> Directions
Your task is to repeat the entries word for word while leaving out the pictures.

> Records provided
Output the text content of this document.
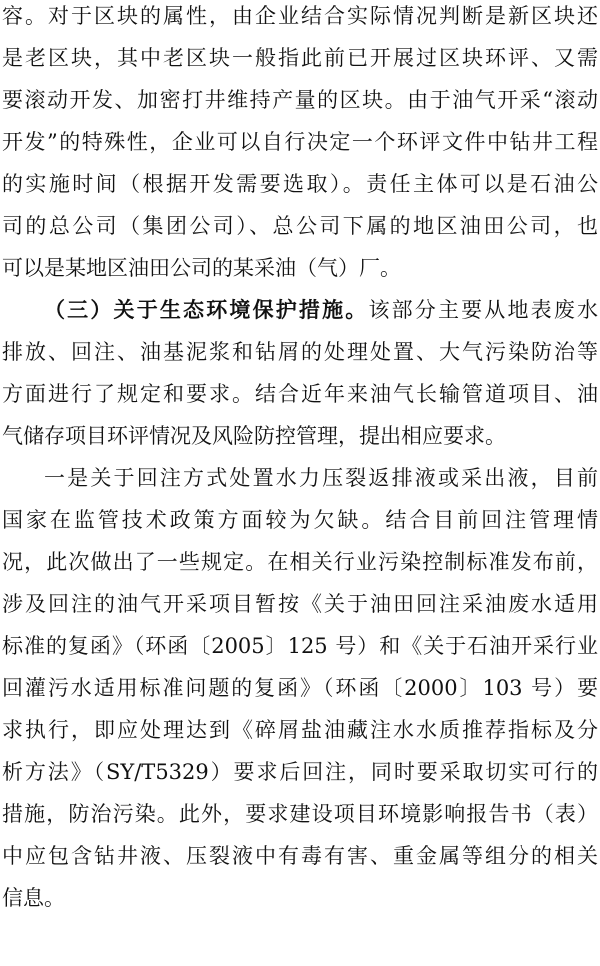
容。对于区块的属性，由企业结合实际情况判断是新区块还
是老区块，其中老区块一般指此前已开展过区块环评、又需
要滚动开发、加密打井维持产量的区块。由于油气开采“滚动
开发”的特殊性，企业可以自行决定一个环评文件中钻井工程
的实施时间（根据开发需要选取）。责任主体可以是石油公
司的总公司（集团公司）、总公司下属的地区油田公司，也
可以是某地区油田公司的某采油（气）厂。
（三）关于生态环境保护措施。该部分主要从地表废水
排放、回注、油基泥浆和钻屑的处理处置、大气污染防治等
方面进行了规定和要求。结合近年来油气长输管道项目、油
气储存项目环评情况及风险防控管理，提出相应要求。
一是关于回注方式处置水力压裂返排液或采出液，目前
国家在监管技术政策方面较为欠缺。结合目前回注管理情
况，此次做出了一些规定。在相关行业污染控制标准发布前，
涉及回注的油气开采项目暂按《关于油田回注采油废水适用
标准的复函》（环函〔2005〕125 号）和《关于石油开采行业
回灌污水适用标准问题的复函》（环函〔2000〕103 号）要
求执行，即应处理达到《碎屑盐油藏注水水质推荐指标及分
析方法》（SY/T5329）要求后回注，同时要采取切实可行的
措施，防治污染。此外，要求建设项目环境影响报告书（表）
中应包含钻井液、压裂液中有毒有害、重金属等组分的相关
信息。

> Task answer
Output the text content of this document.
容。对于区块的属性，由企业结合实际情况判断是新区块还
是老区块，其中老区块一般指此前已开展过区块环评、又需
要滚动开发、加密打井维持产量的区块。由于油气开采“滚动
开发”的特殊性，企业可以自行决定一个环评文件中钻井工程
的实施时间（根据开发需要选取）。责任主体可以是石油公
司的总公司（集团公司）、总公司下属的地区油田公司，也
可以是某地区油田公司的某采油（气）厂。
（三）关于生态环境保护措施。该部分主要从地表废水
排放、回注、油基泥浆和钻屑的处理处置、大气污染防治等
方面进行了规定和要求。结合近年来油气长输管道项目、油
气储存项目环评情况及风险防控管理，提出相应要求。
一是关于回注方式处置水力压裂返排液或采出液，目前
国家在监管技术政策方面较为欠缺。结合目前回注管理情
况，此次做出了一些规定。在相关行业污染控制标准发布前，
涉及回注的油气开采项目暂按《关于油田回注采油废水适用
标准的复函》（环函〔2005〕125 号）和《关于石油开采行业
回灌污水适用标准问题的复函》（环函〔2000〕103 号）要
求执行，即应处理达到《碎屑盐油藏注水水质推荐指标及分
析方法》（SY/T5329）要求后回注，同时要采取切实可行的
措施，防治污染。此外，要求建设项目环境影响报告书（表）
中应包含钻井液、压裂液中有毒有害、重金属等组分的相关
信息。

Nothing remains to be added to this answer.